RECORDS SUPPLIED:
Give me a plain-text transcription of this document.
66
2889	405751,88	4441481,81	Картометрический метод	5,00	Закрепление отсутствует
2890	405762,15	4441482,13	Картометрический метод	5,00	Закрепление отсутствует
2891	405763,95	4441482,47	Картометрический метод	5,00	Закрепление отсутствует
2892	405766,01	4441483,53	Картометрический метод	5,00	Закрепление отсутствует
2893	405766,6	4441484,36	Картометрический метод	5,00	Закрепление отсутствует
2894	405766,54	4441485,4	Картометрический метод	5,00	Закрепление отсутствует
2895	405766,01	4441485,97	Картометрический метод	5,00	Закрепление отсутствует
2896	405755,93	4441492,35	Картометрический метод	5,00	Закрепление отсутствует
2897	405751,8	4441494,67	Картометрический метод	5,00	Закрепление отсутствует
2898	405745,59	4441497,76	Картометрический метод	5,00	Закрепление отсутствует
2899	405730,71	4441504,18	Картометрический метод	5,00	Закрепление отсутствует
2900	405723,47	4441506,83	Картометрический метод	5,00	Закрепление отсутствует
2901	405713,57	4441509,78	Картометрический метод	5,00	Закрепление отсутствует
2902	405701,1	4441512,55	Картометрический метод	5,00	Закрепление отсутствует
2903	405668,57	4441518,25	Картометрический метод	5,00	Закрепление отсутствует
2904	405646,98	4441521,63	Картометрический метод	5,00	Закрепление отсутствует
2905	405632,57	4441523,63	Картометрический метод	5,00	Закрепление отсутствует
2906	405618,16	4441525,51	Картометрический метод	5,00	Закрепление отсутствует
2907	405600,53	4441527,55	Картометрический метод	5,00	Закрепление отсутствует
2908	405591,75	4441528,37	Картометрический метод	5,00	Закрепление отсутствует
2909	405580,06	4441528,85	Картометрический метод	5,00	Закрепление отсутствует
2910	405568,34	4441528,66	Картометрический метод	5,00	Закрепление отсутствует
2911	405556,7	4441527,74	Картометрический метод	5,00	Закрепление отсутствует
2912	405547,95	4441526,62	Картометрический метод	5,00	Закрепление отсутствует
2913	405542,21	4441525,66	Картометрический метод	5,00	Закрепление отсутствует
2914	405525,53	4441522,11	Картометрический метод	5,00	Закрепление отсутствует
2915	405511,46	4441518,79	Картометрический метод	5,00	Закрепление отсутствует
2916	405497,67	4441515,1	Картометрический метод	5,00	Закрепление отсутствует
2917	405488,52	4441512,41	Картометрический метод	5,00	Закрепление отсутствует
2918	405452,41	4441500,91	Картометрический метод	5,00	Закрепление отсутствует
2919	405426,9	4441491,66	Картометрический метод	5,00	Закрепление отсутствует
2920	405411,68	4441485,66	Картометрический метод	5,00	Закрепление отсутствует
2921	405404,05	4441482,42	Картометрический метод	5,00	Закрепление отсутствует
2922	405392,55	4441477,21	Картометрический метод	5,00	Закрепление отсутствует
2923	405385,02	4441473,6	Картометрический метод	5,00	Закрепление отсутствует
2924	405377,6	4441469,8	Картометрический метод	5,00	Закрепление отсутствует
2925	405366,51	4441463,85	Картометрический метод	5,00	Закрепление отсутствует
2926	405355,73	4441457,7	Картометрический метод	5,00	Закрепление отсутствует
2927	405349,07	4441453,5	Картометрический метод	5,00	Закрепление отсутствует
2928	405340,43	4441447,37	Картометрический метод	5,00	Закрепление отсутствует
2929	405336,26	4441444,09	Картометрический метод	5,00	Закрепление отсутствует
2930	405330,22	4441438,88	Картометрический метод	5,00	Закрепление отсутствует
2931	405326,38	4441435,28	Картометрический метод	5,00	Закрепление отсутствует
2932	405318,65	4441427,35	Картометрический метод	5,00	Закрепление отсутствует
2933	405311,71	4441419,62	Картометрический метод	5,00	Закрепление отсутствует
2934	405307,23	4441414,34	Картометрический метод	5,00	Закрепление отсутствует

WORK TO COMPLETE: Reproduce all data above, unchanged.

SOLUTION FOR THIS TASK:
Give me a plain-text transcription of this document.
66
2889	405751,88	4441481,81	Картометрический метод	5,00	Закрепление отсутствует
2890	405762,15	4441482,13	Картометрический метод	5,00	Закрепление отсутствует
2891	405763,95	4441482,47	Картометрический метод	5,00	Закрепление отсутствует
2892	405766,01	4441483,53	Картометрический метод	5,00	Закрепление отсутствует
2893	405766,6	4441484,36	Картометрический метод	5,00	Закрепление отсутствует
2894	405766,54	4441485,4	Картометрический метод	5,00	Закрепление отсутствует
2895	405766,01	4441485,97	Картометрический метод	5,00	Закрепление отсутствует
2896	405755,93	4441492,35	Картометрический метод	5,00	Закрепление отсутствует
2897	405751,8	4441494,67	Картометрический метод	5,00	Закрепление отсутствует
2898	405745,59	4441497,76	Картометрический метод	5,00	Закрепление отсутствует
2899	405730,71	4441504,18	Картометрический метод	5,00	Закрепление отсутствует
2900	405723,47	4441506,83	Картометрический метод	5,00	Закрепление отсутствует
2901	405713,57	4441509,78	Картометрический метод	5,00	Закрепление отсутствует
2902	405701,1	4441512,55	Картометрический метод	5,00	Закрепление отсутствует
2903	405668,57	4441518,25	Картометрический метод	5,00	Закрепление отсутствует
2904	405646,98	4441521,63	Картометрический метод	5,00	Закрепление отсутствует
2905	405632,57	4441523,63	Картометрический метод	5,00	Закрепление отсутствует
2906	405618,16	4441525,51	Картометрический метод	5,00	Закрепление отсутствует
2907	405600,53	4441527,55	Картометрический метод	5,00	Закрепление отсутствует
2908	405591,75	4441528,37	Картометрический метод	5,00	Закрепление отсутствует
2909	405580,06	4441528,85	Картометрический метод	5,00	Закрепление отсутствует
2910	405568,34	4441528,66	Картометрический метод	5,00	Закрепление отсутствует
2911	405556,7	4441527,74	Картометрический метод	5,00	Закрепление отсутствует
2912	405547,95	4441526,62	Картометрический метод	5,00	Закрепление отсутствует
2913	405542,21	4441525,66	Картометрический метод	5,00	Закрепление отсутствует
2914	405525,53	4441522,11	Картометрический метод	5,00	Закрепление отсутствует
2915	405511,46	4441518,79	Картометрический метод	5,00	Закрепление отсутствует
2916	405497,67	4441515,1	Картометрический метод	5,00	Закрепление отсутствует
2917	405488,52	4441512,41	Картометрический метод	5,00	Закрепление отсутствует
2918	405452,41	4441500,91	Картометрический метод	5,00	Закрепление отсутствует
2919	405426,9	4441491,66	Картометрический метод	5,00	Закрепление отсутствует
2920	405411,68	4441485,66	Картометрический метод	5,00	Закрепление отсутствует
2921	405404,05	4441482,42	Картометрический метод	5,00	Закрепление отсутствует
2922	405392,55	4441477,21	Картометрический метод	5,00	Закрепление отсутствует
2923	405385,02	4441473,6	Картометрический метод	5,00	Закрепление отсутствует
2924	405377,6	4441469,8	Картометрический метод	5,00	Закрепление отсутствует
2925	405366,51	4441463,85	Картометрический метод	5,00	Закрепление отсутствует
2926	405355,73	4441457,7	Картометрический метод	5,00	Закрепление отсутствует
2927	405349,07	4441453,5	Картометрический метод	5,00	Закрепление отсутствует
2928	405340,43	4441447,37	Картометрический метод	5,00	Закрепление отсутствует
2929	405336,26	4441444,09	Картометрический метод	5,00	Закрепление отсутствует
2930	405330,22	4441438,88	Картометрический метод	5,00	Закрепление отсутствует
2931	405326,38	4441435,28	Картометрический метод	5,00	Закрепление отсутствует
2932	405318,65	4441427,35	Картометрический метод	5,00	Закрепление отсутствует
2933	405311,71	4441419,62	Картометрический метод	5,00	Закрепление отсутствует
2934	405307,23	4441414,34	Картометрический метод	5,00	Закрепление отсутствует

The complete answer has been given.